> **Exercise**
Please list all lines of the material below in which the string "Roman" occurs.

> **Data listing**

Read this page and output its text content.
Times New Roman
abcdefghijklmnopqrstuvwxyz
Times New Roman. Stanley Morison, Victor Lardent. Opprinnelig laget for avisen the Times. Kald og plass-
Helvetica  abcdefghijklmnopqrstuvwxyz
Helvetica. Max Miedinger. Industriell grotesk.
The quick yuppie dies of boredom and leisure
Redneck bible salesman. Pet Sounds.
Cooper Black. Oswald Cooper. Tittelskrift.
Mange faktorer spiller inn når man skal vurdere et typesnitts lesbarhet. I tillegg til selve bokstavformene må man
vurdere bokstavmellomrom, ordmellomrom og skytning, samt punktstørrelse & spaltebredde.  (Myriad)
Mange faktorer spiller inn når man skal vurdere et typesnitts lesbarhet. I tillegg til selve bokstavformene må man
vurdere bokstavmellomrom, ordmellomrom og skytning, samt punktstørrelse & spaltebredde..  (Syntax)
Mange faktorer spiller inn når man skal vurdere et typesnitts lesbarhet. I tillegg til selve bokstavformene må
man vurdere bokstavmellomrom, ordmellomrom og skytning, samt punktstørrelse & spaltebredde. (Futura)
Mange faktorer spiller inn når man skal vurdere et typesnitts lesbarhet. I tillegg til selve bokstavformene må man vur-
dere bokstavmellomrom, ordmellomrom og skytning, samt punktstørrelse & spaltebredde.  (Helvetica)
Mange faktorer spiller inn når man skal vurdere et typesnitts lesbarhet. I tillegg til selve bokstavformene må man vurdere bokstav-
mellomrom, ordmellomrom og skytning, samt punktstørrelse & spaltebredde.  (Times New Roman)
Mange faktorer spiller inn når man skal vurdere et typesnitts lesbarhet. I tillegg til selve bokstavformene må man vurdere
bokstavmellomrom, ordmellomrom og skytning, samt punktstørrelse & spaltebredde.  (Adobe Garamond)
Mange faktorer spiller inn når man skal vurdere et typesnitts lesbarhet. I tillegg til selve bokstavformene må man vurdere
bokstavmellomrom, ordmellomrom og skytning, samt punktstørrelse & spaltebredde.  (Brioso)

> **Result**
Times New Roman
Times New Roman. Stanley Morison, Victor Lardent. Opprinnelig laget for avisen the Times. Kald og plass-
mellomrom, ordmellomrom og skytning, samt punktstørrelse & spaltebredde.  (Times New Roman)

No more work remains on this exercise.